■ **SET PROBLEM**
Write out the records below once more, exactly as they stand.

■ **DATA EXTRACT**
━━━━━━━━━━━━━━━━━━━━
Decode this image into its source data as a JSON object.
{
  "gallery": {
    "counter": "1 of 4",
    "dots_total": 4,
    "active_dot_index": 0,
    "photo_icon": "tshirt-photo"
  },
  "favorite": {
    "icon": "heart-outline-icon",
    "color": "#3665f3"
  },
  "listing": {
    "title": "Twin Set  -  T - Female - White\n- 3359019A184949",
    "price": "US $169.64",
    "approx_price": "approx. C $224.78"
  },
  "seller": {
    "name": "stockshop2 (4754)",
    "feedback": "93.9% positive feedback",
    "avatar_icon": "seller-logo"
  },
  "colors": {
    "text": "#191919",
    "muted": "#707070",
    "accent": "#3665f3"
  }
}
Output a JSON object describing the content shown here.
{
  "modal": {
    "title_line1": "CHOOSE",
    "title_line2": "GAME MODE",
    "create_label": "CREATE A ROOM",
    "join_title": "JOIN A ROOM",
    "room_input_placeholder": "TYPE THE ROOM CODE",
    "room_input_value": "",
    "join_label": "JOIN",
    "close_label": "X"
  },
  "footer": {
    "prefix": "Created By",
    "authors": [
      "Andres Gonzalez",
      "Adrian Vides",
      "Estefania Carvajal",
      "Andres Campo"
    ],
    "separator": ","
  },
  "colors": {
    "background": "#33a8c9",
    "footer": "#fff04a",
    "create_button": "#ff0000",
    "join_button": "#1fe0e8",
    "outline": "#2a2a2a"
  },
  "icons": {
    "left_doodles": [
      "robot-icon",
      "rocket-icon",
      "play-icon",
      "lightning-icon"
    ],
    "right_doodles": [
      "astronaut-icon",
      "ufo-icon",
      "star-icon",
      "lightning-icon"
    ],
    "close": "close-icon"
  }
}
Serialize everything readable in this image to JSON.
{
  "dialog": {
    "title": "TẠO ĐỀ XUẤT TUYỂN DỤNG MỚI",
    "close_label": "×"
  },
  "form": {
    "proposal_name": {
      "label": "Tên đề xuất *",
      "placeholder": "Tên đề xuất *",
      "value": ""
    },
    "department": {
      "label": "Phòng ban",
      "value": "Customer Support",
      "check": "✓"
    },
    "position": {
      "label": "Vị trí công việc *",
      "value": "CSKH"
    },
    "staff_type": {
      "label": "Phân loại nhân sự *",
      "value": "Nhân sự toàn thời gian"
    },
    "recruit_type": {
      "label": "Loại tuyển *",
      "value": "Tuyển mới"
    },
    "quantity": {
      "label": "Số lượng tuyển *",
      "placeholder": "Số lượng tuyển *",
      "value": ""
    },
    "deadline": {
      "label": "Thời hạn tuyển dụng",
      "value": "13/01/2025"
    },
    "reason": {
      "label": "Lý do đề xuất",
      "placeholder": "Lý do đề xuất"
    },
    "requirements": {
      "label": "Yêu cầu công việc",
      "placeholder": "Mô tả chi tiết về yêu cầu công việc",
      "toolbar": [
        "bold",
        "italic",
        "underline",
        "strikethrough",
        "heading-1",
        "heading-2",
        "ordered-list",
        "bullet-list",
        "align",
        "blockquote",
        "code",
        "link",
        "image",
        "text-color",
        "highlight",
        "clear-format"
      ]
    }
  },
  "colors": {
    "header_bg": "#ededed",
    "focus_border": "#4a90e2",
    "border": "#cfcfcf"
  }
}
━━━━━━━━━━━━━━━━━━━━
■ **FINAL ANSWER**
Decode this image into its source data as a JSON object.
{
  "gallery": {
    "counter": "1 of 4",
    "dots_total": 4,
    "active_dot_index": 0,
    "photo_icon": "tshirt-photo"
  },
  "favorite": {
    "icon": "heart-outline-icon",
    "color": "#3665f3"
  },
  "listing": {
    "title": "Twin Set  -  T - Female - White\n- 3359019A184949",
    "price": "US $169.64",
    "approx_price": "approx. C $224.78"
  },
  "seller": {
    "name": "stockshop2 (4754)",
    "feedback": "93.9% positive feedback",
    "avatar_icon": "seller-logo"
  },
  "colors": {
    "text": "#191919",
    "muted": "#707070",
    "accent": "#3665f3"
  }
}
Output a JSON object describing the content shown here.
{
  "modal": {
    "title_line1": "CHOOSE",
    "title_line2": "GAME MODE",
    "create_label": "CREATE A ROOM",
    "join_title": "JOIN A ROOM",
    "room_input_placeholder": "TYPE THE ROOM CODE",
    "room_input_value": "",
    "join_label": "JOIN",
    "close_label": "X"
  },
  "footer": {
    "prefix": "Created By",
    "authors": [
      "Andres Gonzalez",
      "Adrian Vides",
      "Estefania Carvajal",
      "Andres Campo"
    ],
    "separator": ","
  },
  "colors": {
    "background": "#33a8c9",
    "footer": "#fff04a",
    "create_button": "#ff0000",
    "join_button": "#1fe0e8",
    "outline": "#2a2a2a"
  },
  "icons": {
    "left_doodles": [
      "robot-icon",
      "rocket-icon",
      "play-icon",
      "lightning-icon"
    ],
    "right_doodles": [
      "astronaut-icon",
      "ufo-icon",
      "star-icon",
      "lightning-icon"
    ],
    "close": "close-icon"
  }
}
Serialize everything readable in this image to JSON.
{
  "dialog": {
    "title": "TẠO ĐỀ XUẤT TUYỂN DỤNG MỚI",
    "close_label": "×"
  },
  "form": {
    "proposal_name": {
      "label": "Tên đề xuất *",
      "placeholder": "Tên đề xuất *",
      "value": ""
    },
    "department": {
      "label": "Phòng ban",
      "value": "Customer Support",
      "check": "✓"
    },
    "position": {
      "label": "Vị trí công việc *",
      "value": "CSKH"
    },
    "staff_type": {
      "label": "Phân loại nhân sự *",
      "value": "Nhân sự toàn thời gian"
    },
    "recruit_type": {
      "label": "Loại tuyển *",
      "value": "Tuyển mới"
    },
    "quantity": {
      "label": "Số lượng tuyển *",
      "placeholder": "Số lượng tuyển *",
      "value": ""
    },
    "deadline": {
      "label": "Thời hạn tuyển dụng",
      "value": "13/01/2025"
    },
    "reason": {
      "label": "Lý do đề xuất",
      "placeholder": "Lý do đề xuất"
    },
    "requirements": {
      "label": "Yêu cầu công việc",
      "placeholder": "Mô tả chi tiết về yêu cầu công việc",
      "toolbar": [
        "bold",
        "italic",
        "underline",
        "strikethrough",
        "heading-1",
        "heading-2",
        "ordered-list",
        "bullet-list",
        "align",
        "blockquote",
        "code",
        "link",
        "image",
        "text-color",
        "highlight",
        "clear-format"
      ]
    }
  },
  "colors": {
    "header_bg": "#ededed",
    "focus_border": "#4a90e2",
    "border": "#cfcfcf"
  }
}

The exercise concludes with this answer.